**Source excerpt:**
On 2017/12/11 21:29, Dave Martin wrote:
>> Thanks for the point out.
>> In fact, this feature only adds two instructions:
>> FP16 * FP16 + FP32
>> FP16 * FP16 - FP32
>>
>> The spec call this bit to ID_AA64ISAR0_EL1.FHM, I do not know why it
>> will call "FHM", I  think call it "FMLXL" may be better, which can
>> stand for FMLAL/FMLSL instructions.
> Although "FHM" is cryptic, I think it makes sense to keep this as "FHM"
> to match the ISAR0 field name -- we've tended to follow this policy
> for other extension names unless there's a much better or more obvious
> name available
Agree with you, I also think the "FHM" is better.

> 
> For "FMLXL", new instructions might be added in the future that match
> the same pattern, and then "FMLXL" could become ambiguous.  So maybe
> this is not the best choice.
Ok.

> 
>>> Maybe something like "widening half-precision floating-point multiply
>>> accumulate" is acceptable wording consistent with the existing
>>> architecture, but I just made that up, so it's not official ;)
>> how about something like "performing a multiplication of each FP16
>> element of one vector with the corresponding FP16 element of a second
>> vector, and to add or subtract this without an intermediate rounding
>> to the corresponding FP32 element in a third vector."?
> We could have that, I guess.
Ok, thanks!

> 
>>>> instructions set. Let the userspace know about it via a
>>>> HWCAP bit and MRS emulation.

**Records:**
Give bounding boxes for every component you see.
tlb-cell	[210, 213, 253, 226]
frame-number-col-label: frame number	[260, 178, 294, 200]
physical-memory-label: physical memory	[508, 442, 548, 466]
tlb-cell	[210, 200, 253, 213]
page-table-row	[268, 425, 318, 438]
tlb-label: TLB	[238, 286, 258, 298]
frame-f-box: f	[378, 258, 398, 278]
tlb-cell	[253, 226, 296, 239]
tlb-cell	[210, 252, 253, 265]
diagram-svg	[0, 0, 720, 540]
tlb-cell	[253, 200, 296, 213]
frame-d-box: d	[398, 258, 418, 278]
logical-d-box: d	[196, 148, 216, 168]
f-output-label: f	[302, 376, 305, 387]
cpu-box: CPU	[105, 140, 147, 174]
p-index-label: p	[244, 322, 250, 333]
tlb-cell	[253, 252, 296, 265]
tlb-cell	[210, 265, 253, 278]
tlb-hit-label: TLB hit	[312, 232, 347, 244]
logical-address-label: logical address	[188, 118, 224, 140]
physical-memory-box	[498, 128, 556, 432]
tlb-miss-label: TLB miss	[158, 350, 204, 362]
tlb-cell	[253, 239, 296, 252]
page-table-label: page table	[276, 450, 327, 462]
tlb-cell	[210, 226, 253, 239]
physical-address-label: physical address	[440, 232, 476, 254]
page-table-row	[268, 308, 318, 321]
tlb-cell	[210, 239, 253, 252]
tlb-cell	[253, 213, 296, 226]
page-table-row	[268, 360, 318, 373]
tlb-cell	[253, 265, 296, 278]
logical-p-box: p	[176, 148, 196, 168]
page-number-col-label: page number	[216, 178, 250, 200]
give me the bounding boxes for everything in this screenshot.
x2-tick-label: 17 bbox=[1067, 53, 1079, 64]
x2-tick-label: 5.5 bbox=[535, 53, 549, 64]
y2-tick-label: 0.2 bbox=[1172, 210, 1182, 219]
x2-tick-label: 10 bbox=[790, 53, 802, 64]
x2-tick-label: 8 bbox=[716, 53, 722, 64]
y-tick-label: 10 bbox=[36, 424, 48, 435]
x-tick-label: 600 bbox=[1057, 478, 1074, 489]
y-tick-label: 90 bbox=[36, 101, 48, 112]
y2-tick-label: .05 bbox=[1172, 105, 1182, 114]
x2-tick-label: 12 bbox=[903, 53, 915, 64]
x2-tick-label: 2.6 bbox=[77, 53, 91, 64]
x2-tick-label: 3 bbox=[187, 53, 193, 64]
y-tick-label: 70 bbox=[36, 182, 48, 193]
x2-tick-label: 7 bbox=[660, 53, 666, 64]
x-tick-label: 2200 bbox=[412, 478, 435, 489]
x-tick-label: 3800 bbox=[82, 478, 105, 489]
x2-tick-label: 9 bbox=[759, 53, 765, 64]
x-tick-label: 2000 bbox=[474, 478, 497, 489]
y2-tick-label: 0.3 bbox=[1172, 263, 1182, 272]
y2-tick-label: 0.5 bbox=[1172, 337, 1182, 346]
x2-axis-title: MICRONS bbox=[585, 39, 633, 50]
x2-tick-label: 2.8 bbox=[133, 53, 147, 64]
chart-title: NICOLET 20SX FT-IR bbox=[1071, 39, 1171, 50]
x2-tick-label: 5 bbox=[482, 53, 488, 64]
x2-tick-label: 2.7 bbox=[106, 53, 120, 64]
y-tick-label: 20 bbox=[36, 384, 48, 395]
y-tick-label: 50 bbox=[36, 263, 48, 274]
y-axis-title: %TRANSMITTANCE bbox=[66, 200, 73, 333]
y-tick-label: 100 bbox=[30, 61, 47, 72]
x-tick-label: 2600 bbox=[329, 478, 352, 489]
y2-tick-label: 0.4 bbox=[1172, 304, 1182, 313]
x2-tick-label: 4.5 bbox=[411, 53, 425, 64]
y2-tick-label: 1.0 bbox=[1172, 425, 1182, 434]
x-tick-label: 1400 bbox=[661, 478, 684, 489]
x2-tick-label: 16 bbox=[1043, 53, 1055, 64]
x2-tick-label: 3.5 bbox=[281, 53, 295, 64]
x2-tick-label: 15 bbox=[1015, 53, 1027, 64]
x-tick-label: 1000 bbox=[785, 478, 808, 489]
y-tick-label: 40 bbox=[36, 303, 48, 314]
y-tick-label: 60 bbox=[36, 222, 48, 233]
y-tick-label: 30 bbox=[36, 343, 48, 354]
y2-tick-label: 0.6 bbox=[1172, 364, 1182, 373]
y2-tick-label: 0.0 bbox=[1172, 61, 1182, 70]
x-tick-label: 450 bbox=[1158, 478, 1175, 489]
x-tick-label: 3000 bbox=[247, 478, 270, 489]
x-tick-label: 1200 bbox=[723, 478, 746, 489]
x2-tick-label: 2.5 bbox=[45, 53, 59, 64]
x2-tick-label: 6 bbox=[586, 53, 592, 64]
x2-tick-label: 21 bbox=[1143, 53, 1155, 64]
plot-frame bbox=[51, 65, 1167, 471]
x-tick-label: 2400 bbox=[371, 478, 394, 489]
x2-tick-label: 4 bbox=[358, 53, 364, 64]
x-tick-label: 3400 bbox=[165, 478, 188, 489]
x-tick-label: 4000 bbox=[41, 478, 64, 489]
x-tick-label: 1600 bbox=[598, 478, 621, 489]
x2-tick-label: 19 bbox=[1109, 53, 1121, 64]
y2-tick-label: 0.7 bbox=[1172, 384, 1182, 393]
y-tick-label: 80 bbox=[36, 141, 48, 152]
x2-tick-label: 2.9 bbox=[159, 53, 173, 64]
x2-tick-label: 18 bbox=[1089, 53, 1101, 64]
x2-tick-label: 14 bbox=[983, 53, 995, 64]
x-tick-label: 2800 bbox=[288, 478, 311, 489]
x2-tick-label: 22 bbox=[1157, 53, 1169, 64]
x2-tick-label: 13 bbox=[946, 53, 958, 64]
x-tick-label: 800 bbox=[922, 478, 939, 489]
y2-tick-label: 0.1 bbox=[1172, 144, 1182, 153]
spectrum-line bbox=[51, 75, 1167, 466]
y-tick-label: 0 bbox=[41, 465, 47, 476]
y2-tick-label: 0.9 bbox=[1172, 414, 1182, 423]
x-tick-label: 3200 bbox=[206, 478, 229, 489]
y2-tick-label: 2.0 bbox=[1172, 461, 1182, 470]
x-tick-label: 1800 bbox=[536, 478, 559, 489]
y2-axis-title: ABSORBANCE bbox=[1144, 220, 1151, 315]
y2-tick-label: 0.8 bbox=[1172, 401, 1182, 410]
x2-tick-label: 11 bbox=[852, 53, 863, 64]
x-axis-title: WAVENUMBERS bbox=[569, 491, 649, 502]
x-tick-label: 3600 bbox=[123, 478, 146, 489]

**Goal:**
Translate this sentence from the excerpt about naming the FHM feature into Spanish: 'For "FMLXL", new instructions might be added in the future that match the same pattern, and then "FMLXL" could become ambiguous.'

**Problem solution:**
En cuanto a "FMLXL", en el futuro podrían añadirse nuevas instrucciones que sigan el mismo patrón, y entonces "FMLXL" podría volverse ambiguo.